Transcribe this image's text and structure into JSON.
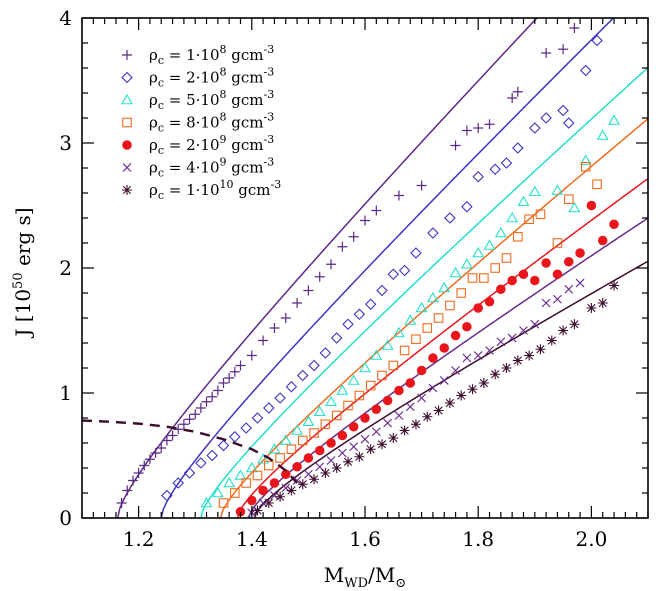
{
  "chart_data": {
    "type": "scatter",
    "title": "",
    "xlabel": "M",
    "xlabel_sub": "WD",
    "xlabel_suffix": "/M",
    "xlabel_suffix_sub": "⊙",
    "ylabel_prefix": "J [10",
    "ylabel_sup": "50",
    "ylabel_suffix": " erg s]",
    "xlim": [
      1.1,
      2.1
    ],
    "ylim": [
      0,
      4.0
    ],
    "x_major_ticks": [
      1.2,
      1.4,
      1.6,
      1.8,
      2.0
    ],
    "x_tick_labels": [
      "1.2",
      "1.4",
      "1.6",
      "1.8",
      "2.0"
    ],
    "y_major_ticks": [
      0,
      1,
      2,
      3,
      4
    ],
    "y_tick_labels": [
      "0",
      "1",
      "2",
      "3",
      "4"
    ],
    "legend_position": "top-left",
    "series": [
      {
        "name": "ρc = 1·10^8 gcm^-3",
        "label_rho": "ρ",
        "label_sub": "c",
        "label_mid": " = 1·10",
        "label_exp": "8",
        "label_unit": " gcm",
        "label_unit_exp": "-3",
        "marker": "plus",
        "color": "#5b2a86",
        "fit": {
          "x0": 1.163,
          "a": 0.22,
          "p": 0.5,
          "b": 4.25
        }
      },
      {
        "name": "ρc = 2·10^8 gcm^-3",
        "label_rho": "ρ",
        "label_sub": "c",
        "label_mid": " = 2·10",
        "label_exp": "8",
        "label_unit": " gcm",
        "label_unit_exp": "-3",
        "marker": "diamond",
        "color": "#3b34c4",
        "fit": {
          "x0": 1.24,
          "a": 0.2,
          "p": 0.5,
          "b": 4.0
        }
      },
      {
        "name": "ρc = 5·10^8 gcm^-3",
        "label_rho": "ρ",
        "label_sub": "c",
        "label_mid": " = 5·10",
        "label_exp": "8",
        "label_unit": " gcm",
        "label_unit_exp": "-3",
        "marker": "triangle",
        "color": "#22e0c8",
        "fit": {
          "x0": 1.31,
          "a": 0.18,
          "p": 0.5,
          "b": 3.65
        }
      },
      {
        "name": "ρc = 8·10^8 gcm^-3",
        "label_rho": "ρ",
        "label_sub": "c",
        "label_mid": " = 8·10",
        "label_exp": "8",
        "label_unit": " gcm",
        "label_unit_exp": "-3",
        "marker": "square",
        "color": "#f26b1d",
        "fit": {
          "x0": 1.345,
          "a": 0.17,
          "p": 0.5,
          "b": 3.35
        }
      },
      {
        "name": "ρc = 2·10^9 gcm^-3",
        "label_rho": "ρ",
        "label_sub": "c",
        "label_mid": " = 2·10",
        "label_exp": "9",
        "label_unit": " gcm",
        "label_unit_exp": "-3",
        "marker": "circle",
        "color": "#e8161b",
        "fit": {
          "x0": 1.375,
          "a": 0.16,
          "p": 0.5,
          "b": 2.9
        }
      },
      {
        "name": "ρc = 4·10^9 gcm^-3",
        "label_rho": "ρ",
        "label_sub": "c",
        "label_mid": " = 4·10",
        "label_exp": "9",
        "label_unit": " gcm",
        "label_unit_exp": "-3",
        "marker": "cross",
        "color": "#6a2a8e",
        "fit": {
          "x0": 1.395,
          "a": 0.15,
          "p": 0.5,
          "b": 2.6
        }
      },
      {
        "name": "ρc = 1·10^10 gcm^-3",
        "label_rho": "ρ",
        "label_sub": "c",
        "label_mid": " = 1·10",
        "label_exp": "10",
        "label_unit": " gcm",
        "label_unit_exp": "-3",
        "marker": "asterisk",
        "color": "#3d0d2e",
        "fit": {
          "x0": 1.405,
          "a": 0.14,
          "p": 0.5,
          "b": 2.2
        }
      }
    ],
    "series_points": [
      [
        [
          1.17,
          0.12
        ],
        [
          1.18,
          0.22
        ],
        [
          1.19,
          0.3
        ],
        [
          1.2,
          0.36
        ],
        [
          1.21,
          0.42
        ],
        [
          1.22,
          0.47
        ],
        [
          1.23,
          0.52
        ],
        [
          1.24,
          0.56
        ],
        [
          1.25,
          0.62
        ],
        [
          1.26,
          0.66
        ],
        [
          1.27,
          0.71
        ],
        [
          1.28,
          0.75
        ],
        [
          1.29,
          0.79
        ],
        [
          1.3,
          0.83
        ],
        [
          1.31,
          0.88
        ],
        [
          1.32,
          0.93
        ],
        [
          1.33,
          0.97
        ],
        [
          1.34,
          1.02
        ],
        [
          1.35,
          1.08
        ],
        [
          1.36,
          1.12
        ],
        [
          1.37,
          1.17
        ],
        [
          1.38,
          1.22
        ],
        [
          1.4,
          1.3
        ],
        [
          1.42,
          1.42
        ],
        [
          1.44,
          1.52
        ],
        [
          1.46,
          1.6
        ],
        [
          1.48,
          1.72
        ],
        [
          1.5,
          1.82
        ],
        [
          1.52,
          1.93
        ],
        [
          1.54,
          2.03
        ],
        [
          1.56,
          2.17
        ],
        [
          1.58,
          2.25
        ],
        [
          1.6,
          2.38
        ],
        [
          1.62,
          2.46
        ],
        [
          1.66,
          2.58
        ],
        [
          1.7,
          2.66
        ],
        [
          1.76,
          2.98
        ],
        [
          1.78,
          3.1
        ],
        [
          1.8,
          3.12
        ],
        [
          1.82,
          3.15
        ],
        [
          1.86,
          3.36
        ],
        [
          1.87,
          3.41
        ],
        [
          1.92,
          3.72
        ],
        [
          1.95,
          3.75
        ],
        [
          1.97,
          3.92
        ]
      ],
      [
        [
          1.25,
          0.18
        ],
        [
          1.27,
          0.28
        ],
        [
          1.29,
          0.36
        ],
        [
          1.31,
          0.44
        ],
        [
          1.33,
          0.5
        ],
        [
          1.35,
          0.58
        ],
        [
          1.37,
          0.65
        ],
        [
          1.39,
          0.72
        ],
        [
          1.41,
          0.8
        ],
        [
          1.43,
          0.88
        ],
        [
          1.45,
          0.96
        ],
        [
          1.47,
          1.05
        ],
        [
          1.49,
          1.14
        ],
        [
          1.51,
          1.22
        ],
        [
          1.53,
          1.32
        ],
        [
          1.55,
          1.44
        ],
        [
          1.57,
          1.55
        ],
        [
          1.59,
          1.63
        ],
        [
          1.61,
          1.71
        ],
        [
          1.63,
          1.82
        ],
        [
          1.65,
          1.95
        ],
        [
          1.67,
          1.98
        ],
        [
          1.69,
          2.12
        ],
        [
          1.72,
          2.28
        ],
        [
          1.75,
          2.4
        ],
        [
          1.78,
          2.49
        ],
        [
          1.8,
          2.73
        ],
        [
          1.83,
          2.79
        ],
        [
          1.85,
          2.84
        ],
        [
          1.87,
          2.96
        ],
        [
          1.9,
          3.12
        ],
        [
          1.92,
          3.2
        ],
        [
          1.95,
          3.26
        ],
        [
          1.96,
          3.16
        ],
        [
          1.99,
          3.58
        ],
        [
          2.01,
          3.82
        ]
      ],
      [
        [
          1.32,
          0.12
        ],
        [
          1.34,
          0.2
        ],
        [
          1.36,
          0.28
        ],
        [
          1.38,
          0.34
        ],
        [
          1.4,
          0.4
        ],
        [
          1.42,
          0.47
        ],
        [
          1.44,
          0.55
        ],
        [
          1.46,
          0.62
        ],
        [
          1.48,
          0.7
        ],
        [
          1.5,
          0.77
        ],
        [
          1.52,
          0.85
        ],
        [
          1.54,
          0.93
        ],
        [
          1.56,
          1.02
        ],
        [
          1.58,
          1.1
        ],
        [
          1.6,
          1.2
        ],
        [
          1.62,
          1.3
        ],
        [
          1.64,
          1.38
        ],
        [
          1.66,
          1.48
        ],
        [
          1.68,
          1.58
        ],
        [
          1.7,
          1.68
        ],
        [
          1.72,
          1.76
        ],
        [
          1.74,
          1.84
        ],
        [
          1.76,
          1.96
        ],
        [
          1.78,
          2.03
        ],
        [
          1.8,
          2.12
        ],
        [
          1.82,
          2.18
        ],
        [
          1.84,
          2.28
        ],
        [
          1.86,
          2.4
        ],
        [
          1.88,
          2.53
        ],
        [
          1.9,
          2.61
        ],
        [
          1.94,
          2.62
        ],
        [
          1.97,
          2.48
        ],
        [
          1.99,
          2.86
        ],
        [
          2.02,
          3.06
        ],
        [
          2.04,
          3.18
        ]
      ],
      [
        [
          1.35,
          0.12
        ],
        [
          1.37,
          0.2
        ],
        [
          1.39,
          0.28
        ],
        [
          1.41,
          0.34
        ],
        [
          1.43,
          0.42
        ],
        [
          1.45,
          0.48
        ],
        [
          1.47,
          0.55
        ],
        [
          1.49,
          0.62
        ],
        [
          1.51,
          0.68
        ],
        [
          1.53,
          0.75
        ],
        [
          1.55,
          0.82
        ],
        [
          1.57,
          0.9
        ],
        [
          1.59,
          0.98
        ],
        [
          1.61,
          1.06
        ],
        [
          1.63,
          1.14
        ],
        [
          1.65,
          1.22
        ],
        [
          1.67,
          1.34
        ],
        [
          1.69,
          1.43
        ],
        [
          1.71,
          1.52
        ],
        [
          1.73,
          1.6
        ],
        [
          1.75,
          1.7
        ],
        [
          1.77,
          1.8
        ],
        [
          1.79,
          1.92
        ],
        [
          1.81,
          1.92
        ],
        [
          1.83,
          2.0
        ],
        [
          1.85,
          2.08
        ],
        [
          1.87,
          2.25
        ],
        [
          1.89,
          2.39
        ],
        [
          1.91,
          2.43
        ],
        [
          1.94,
          2.2
        ],
        [
          1.96,
          2.55
        ],
        [
          1.99,
          2.81
        ],
        [
          2.01,
          2.67
        ]
      ],
      [
        [
          1.38,
          0.05
        ],
        [
          1.4,
          0.14
        ],
        [
          1.42,
          0.22
        ],
        [
          1.44,
          0.28
        ],
        [
          1.46,
          0.35
        ],
        [
          1.48,
          0.41
        ],
        [
          1.5,
          0.48
        ],
        [
          1.52,
          0.54
        ],
        [
          1.54,
          0.6
        ],
        [
          1.56,
          0.66
        ],
        [
          1.58,
          0.73
        ],
        [
          1.6,
          0.8
        ],
        [
          1.62,
          0.87
        ],
        [
          1.64,
          0.94
        ],
        [
          1.66,
          1.02
        ],
        [
          1.68,
          1.08
        ],
        [
          1.7,
          1.18
        ],
        [
          1.72,
          1.28
        ],
        [
          1.74,
          1.36
        ],
        [
          1.76,
          1.46
        ],
        [
          1.78,
          1.53
        ],
        [
          1.8,
          1.68
        ],
        [
          1.82,
          1.73
        ],
        [
          1.84,
          1.83
        ],
        [
          1.86,
          1.9
        ],
        [
          1.88,
          1.95
        ],
        [
          1.9,
          1.9
        ],
        [
          1.92,
          2.04
        ],
        [
          1.94,
          1.95
        ],
        [
          1.96,
          2.05
        ],
        [
          1.98,
          2.12
        ],
        [
          2.0,
          2.5
        ],
        [
          2.02,
          2.22
        ],
        [
          2.04,
          2.35
        ]
      ],
      [
        [
          1.4,
          0.04
        ],
        [
          1.42,
          0.12
        ],
        [
          1.44,
          0.18
        ],
        [
          1.46,
          0.24
        ],
        [
          1.48,
          0.3
        ],
        [
          1.5,
          0.35
        ],
        [
          1.52,
          0.41
        ],
        [
          1.54,
          0.46
        ],
        [
          1.56,
          0.52
        ],
        [
          1.58,
          0.57
        ],
        [
          1.6,
          0.63
        ],
        [
          1.62,
          0.69
        ],
        [
          1.64,
          0.76
        ],
        [
          1.66,
          0.82
        ],
        [
          1.68,
          0.89
        ],
        [
          1.7,
          0.96
        ],
        [
          1.72,
          1.04
        ],
        [
          1.74,
          1.1
        ],
        [
          1.76,
          1.18
        ],
        [
          1.78,
          1.28
        ],
        [
          1.8,
          1.3
        ],
        [
          1.82,
          1.34
        ],
        [
          1.84,
          1.41
        ],
        [
          1.86,
          1.44
        ],
        [
          1.88,
          1.5
        ],
        [
          1.9,
          1.55
        ],
        [
          1.92,
          1.72
        ],
        [
          1.94,
          1.75
        ],
        [
          1.96,
          1.83
        ],
        [
          1.98,
          1.88
        ]
      ],
      [
        [
          1.41,
          0.06
        ],
        [
          1.43,
          0.12
        ],
        [
          1.45,
          0.17
        ],
        [
          1.47,
          0.22
        ],
        [
          1.49,
          0.27
        ],
        [
          1.51,
          0.31
        ],
        [
          1.53,
          0.36
        ],
        [
          1.55,
          0.4
        ],
        [
          1.57,
          0.45
        ],
        [
          1.59,
          0.49
        ],
        [
          1.61,
          0.55
        ],
        [
          1.63,
          0.59
        ],
        [
          1.65,
          0.64
        ],
        [
          1.67,
          0.7
        ],
        [
          1.69,
          0.75
        ],
        [
          1.71,
          0.81
        ],
        [
          1.73,
          0.86
        ],
        [
          1.75,
          0.92
        ],
        [
          1.77,
          0.98
        ],
        [
          1.79,
          1.03
        ],
        [
          1.81,
          1.08
        ],
        [
          1.83,
          1.15
        ],
        [
          1.85,
          1.2
        ],
        [
          1.87,
          1.26
        ],
        [
          1.89,
          1.3
        ],
        [
          1.91,
          1.35
        ],
        [
          1.93,
          1.42
        ],
        [
          1.95,
          1.5
        ],
        [
          1.97,
          1.55
        ],
        [
          2.0,
          1.68
        ],
        [
          2.02,
          1.72
        ],
        [
          2.04,
          1.86
        ]
      ]
    ],
    "dashed_curve": {
      "color": "#3d0d2e",
      "points": [
        [
          1.1,
          0.78
        ],
        [
          1.15,
          0.77
        ],
        [
          1.2,
          0.755
        ],
        [
          1.25,
          0.73
        ],
        [
          1.3,
          0.69
        ],
        [
          1.35,
          0.63
        ],
        [
          1.4,
          0.55
        ],
        [
          1.43,
          0.48
        ],
        [
          1.46,
          0.38
        ],
        [
          1.48,
          0.28
        ]
      ]
    }
  }
}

--*--

Identify every line where the string "name" appears.

        "name": "ρc = 1·10^8 gcm^-3",
        "name": "ρc = 2·10^8 gcm^-3",
        "name": "ρc = 5·10^8 gcm^-3",
        "name": "ρc = 8·10^8 gcm^-3",
        "name": "ρc = 2·10^9 gcm^-3",
        "name": "ρc = 4·10^9 gcm^-3",
        "name": "ρc = 1·10^10 gcm^-3",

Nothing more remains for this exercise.